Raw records
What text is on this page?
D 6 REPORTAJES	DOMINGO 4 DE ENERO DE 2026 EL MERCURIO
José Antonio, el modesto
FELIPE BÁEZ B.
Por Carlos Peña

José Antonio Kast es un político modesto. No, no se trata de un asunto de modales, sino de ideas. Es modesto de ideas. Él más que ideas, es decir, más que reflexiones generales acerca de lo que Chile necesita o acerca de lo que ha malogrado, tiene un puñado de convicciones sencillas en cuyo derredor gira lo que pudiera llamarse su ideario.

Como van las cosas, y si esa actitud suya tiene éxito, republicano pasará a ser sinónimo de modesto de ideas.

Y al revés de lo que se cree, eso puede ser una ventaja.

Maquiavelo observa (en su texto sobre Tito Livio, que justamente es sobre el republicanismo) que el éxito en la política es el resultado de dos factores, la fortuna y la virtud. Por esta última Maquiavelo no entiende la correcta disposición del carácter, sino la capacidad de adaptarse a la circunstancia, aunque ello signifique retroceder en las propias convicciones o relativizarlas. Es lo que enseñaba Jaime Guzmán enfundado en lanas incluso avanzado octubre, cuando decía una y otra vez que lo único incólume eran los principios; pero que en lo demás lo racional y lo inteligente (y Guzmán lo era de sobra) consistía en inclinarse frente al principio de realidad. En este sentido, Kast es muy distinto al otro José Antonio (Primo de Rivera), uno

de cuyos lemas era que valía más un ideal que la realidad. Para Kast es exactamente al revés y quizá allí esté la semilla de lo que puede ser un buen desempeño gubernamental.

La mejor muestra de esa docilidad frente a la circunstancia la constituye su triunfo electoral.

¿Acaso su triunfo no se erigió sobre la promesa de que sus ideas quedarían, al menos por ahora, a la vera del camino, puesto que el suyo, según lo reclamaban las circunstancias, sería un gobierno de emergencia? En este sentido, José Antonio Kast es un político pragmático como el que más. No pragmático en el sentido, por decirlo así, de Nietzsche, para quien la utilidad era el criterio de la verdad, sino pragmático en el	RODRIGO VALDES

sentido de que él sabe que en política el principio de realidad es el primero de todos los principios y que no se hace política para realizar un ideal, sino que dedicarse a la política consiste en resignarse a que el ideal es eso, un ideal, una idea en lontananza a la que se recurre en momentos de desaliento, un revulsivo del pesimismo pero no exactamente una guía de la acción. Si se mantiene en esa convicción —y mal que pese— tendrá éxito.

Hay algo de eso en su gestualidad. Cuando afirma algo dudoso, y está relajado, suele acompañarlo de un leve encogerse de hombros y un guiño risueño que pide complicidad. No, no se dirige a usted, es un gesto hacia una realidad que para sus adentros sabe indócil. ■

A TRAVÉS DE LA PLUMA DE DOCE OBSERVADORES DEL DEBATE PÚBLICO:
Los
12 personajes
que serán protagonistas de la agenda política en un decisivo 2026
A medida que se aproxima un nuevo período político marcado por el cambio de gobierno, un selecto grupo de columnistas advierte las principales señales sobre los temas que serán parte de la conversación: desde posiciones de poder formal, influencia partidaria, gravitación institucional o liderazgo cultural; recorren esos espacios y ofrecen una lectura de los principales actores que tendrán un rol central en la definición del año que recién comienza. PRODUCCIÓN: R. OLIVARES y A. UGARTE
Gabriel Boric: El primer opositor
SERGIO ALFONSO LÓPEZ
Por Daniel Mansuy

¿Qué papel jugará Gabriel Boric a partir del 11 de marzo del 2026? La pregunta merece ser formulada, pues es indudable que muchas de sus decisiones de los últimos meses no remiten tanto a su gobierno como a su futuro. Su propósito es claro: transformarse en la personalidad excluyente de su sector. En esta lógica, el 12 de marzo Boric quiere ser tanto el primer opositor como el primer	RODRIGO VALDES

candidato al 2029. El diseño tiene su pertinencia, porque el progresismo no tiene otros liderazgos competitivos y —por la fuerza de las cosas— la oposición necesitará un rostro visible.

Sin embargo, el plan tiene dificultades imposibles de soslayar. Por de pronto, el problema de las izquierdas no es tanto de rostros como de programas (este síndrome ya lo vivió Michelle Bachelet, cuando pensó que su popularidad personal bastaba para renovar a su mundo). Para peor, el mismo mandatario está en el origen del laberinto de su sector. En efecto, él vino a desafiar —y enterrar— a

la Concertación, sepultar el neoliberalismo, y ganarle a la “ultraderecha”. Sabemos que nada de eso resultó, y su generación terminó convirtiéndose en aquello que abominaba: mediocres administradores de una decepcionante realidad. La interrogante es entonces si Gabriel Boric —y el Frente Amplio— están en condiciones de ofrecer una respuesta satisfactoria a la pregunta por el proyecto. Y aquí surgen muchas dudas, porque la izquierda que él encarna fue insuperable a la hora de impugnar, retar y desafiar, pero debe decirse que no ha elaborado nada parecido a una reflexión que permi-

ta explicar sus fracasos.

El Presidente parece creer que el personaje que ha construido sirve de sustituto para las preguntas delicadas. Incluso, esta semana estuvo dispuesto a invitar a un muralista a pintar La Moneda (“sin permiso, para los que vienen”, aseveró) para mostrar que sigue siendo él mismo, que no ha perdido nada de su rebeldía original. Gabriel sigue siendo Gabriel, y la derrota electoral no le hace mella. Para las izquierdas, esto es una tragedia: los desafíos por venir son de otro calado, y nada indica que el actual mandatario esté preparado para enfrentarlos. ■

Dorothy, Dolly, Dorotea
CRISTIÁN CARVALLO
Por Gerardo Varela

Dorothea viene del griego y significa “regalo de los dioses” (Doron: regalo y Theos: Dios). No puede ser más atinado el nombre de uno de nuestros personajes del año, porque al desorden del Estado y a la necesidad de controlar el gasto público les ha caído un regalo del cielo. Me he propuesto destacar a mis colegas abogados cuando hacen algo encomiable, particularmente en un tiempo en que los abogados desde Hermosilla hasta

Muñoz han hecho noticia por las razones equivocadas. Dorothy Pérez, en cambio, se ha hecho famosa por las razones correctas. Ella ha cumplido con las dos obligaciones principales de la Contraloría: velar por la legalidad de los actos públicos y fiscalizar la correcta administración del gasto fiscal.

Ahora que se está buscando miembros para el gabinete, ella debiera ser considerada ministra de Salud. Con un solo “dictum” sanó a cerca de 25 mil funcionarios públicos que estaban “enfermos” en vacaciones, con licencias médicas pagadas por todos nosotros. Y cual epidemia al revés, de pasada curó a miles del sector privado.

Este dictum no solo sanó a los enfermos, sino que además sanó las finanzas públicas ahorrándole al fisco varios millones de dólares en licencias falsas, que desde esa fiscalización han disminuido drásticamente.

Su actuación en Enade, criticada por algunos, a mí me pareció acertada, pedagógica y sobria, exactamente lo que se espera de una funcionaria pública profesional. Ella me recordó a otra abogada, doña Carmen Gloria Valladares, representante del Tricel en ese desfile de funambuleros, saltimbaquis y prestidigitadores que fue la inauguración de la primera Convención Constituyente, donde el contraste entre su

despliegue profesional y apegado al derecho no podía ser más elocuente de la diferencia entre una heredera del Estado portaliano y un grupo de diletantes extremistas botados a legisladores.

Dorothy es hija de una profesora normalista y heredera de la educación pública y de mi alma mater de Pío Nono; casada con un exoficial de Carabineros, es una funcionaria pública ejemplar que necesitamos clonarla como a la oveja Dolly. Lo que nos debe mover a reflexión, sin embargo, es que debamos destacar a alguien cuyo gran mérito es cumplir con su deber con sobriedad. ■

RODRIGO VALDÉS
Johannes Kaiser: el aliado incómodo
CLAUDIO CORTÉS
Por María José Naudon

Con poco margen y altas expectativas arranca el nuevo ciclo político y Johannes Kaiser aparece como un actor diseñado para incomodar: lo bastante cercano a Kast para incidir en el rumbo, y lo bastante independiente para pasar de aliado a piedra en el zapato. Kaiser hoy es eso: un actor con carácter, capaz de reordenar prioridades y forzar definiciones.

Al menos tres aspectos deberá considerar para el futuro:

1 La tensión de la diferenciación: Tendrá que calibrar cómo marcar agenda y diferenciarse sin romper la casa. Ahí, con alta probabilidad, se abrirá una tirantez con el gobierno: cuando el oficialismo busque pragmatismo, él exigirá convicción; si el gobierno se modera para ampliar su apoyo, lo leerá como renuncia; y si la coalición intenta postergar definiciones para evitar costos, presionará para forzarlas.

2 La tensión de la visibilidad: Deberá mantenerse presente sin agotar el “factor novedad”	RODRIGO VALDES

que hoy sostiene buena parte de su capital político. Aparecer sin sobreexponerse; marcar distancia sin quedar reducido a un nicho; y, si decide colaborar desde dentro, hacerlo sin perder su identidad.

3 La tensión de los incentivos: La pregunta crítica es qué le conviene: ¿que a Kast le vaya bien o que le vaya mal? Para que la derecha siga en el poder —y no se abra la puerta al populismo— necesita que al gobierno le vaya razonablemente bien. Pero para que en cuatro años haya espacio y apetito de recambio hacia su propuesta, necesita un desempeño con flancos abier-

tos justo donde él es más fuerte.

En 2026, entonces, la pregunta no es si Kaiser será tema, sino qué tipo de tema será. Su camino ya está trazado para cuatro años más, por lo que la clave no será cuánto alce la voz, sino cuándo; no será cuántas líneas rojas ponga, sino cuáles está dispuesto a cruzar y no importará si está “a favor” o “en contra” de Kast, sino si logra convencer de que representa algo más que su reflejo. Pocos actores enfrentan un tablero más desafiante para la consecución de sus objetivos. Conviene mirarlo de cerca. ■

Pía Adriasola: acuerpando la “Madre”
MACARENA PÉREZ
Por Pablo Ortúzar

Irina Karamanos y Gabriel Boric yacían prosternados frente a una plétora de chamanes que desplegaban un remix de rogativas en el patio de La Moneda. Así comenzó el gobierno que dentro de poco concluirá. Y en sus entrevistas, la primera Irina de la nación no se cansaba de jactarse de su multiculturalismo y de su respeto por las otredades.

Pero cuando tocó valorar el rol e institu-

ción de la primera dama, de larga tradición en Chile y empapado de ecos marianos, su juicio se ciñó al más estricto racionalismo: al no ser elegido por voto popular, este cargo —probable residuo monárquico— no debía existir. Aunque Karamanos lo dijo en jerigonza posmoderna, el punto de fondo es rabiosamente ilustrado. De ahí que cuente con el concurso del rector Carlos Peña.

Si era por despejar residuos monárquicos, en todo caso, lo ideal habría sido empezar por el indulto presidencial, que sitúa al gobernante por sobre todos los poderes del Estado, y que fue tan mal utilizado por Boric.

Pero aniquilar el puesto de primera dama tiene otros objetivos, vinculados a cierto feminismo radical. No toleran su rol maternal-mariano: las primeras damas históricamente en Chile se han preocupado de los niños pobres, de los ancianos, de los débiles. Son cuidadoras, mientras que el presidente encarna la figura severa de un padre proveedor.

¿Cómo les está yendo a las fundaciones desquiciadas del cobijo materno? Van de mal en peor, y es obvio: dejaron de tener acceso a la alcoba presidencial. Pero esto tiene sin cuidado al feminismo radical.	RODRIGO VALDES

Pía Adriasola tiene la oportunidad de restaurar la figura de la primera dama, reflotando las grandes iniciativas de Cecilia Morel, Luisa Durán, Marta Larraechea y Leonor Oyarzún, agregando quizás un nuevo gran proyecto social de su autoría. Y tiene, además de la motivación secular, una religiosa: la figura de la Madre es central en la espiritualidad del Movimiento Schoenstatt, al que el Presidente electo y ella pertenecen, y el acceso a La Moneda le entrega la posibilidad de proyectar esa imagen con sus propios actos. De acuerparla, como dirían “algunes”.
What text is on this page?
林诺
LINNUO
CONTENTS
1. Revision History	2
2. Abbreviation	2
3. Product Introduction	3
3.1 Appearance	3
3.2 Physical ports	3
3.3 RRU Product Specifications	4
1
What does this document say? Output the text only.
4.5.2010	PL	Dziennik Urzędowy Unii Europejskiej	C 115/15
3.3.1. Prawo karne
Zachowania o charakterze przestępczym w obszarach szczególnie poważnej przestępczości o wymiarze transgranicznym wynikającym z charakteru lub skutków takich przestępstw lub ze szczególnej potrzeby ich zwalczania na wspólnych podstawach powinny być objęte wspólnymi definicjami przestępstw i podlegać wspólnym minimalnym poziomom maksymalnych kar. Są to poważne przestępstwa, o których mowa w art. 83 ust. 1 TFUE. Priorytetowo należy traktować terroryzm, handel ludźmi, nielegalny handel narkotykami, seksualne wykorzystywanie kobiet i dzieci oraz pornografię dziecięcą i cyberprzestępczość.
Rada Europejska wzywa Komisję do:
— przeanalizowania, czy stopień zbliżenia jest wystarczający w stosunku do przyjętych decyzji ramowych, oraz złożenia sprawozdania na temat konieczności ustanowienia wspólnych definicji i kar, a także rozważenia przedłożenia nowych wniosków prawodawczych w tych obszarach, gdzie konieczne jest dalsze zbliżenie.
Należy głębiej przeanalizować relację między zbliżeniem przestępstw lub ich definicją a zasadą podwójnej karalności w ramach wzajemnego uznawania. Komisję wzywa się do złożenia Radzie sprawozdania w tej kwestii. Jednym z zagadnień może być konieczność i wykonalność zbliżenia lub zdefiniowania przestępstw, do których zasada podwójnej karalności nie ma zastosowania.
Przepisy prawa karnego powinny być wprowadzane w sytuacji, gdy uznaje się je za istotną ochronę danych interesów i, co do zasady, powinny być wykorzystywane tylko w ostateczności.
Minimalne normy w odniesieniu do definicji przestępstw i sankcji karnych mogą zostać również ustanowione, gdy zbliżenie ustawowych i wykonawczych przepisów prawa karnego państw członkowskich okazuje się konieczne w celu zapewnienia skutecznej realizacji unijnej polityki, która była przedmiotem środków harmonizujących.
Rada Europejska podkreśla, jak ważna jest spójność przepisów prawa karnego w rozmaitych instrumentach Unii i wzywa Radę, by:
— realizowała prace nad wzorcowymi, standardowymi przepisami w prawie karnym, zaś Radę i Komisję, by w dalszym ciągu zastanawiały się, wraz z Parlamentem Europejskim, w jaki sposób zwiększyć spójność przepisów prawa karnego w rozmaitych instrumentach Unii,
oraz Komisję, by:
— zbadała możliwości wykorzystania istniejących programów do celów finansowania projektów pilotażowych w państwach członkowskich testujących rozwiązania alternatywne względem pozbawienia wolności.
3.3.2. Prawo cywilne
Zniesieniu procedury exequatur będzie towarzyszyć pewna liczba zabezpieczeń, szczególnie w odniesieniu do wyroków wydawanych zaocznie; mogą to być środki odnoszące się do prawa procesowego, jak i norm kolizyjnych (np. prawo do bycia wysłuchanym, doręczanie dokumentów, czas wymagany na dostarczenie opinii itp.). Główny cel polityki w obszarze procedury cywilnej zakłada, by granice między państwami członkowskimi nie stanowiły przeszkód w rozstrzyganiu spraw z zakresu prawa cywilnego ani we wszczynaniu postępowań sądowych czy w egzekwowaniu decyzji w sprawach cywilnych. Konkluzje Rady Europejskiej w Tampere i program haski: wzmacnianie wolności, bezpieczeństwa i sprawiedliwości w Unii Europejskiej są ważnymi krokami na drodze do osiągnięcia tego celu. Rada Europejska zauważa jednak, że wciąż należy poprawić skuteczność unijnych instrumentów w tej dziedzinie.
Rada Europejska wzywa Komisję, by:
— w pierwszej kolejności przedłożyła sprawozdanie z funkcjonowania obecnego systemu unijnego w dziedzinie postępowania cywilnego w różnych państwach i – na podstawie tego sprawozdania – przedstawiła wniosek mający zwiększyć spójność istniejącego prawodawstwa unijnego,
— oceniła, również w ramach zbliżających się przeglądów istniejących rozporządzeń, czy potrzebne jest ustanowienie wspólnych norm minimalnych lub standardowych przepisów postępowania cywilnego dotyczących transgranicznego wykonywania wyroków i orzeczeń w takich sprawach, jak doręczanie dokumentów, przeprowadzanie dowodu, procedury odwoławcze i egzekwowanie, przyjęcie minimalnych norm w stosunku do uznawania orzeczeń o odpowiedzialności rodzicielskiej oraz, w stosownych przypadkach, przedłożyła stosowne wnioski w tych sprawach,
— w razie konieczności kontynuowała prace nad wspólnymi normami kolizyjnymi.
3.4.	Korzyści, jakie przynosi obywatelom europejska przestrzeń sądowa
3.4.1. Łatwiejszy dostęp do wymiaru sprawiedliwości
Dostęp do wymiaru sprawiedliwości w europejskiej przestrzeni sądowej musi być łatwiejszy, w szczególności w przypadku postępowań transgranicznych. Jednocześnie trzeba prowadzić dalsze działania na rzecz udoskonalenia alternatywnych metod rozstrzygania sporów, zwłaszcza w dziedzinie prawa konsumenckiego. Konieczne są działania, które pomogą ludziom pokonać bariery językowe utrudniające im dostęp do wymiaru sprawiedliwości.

**Task instructions:** In how many lines does the word "Carlos" appear? Respond with the number alone.

**The output:** 2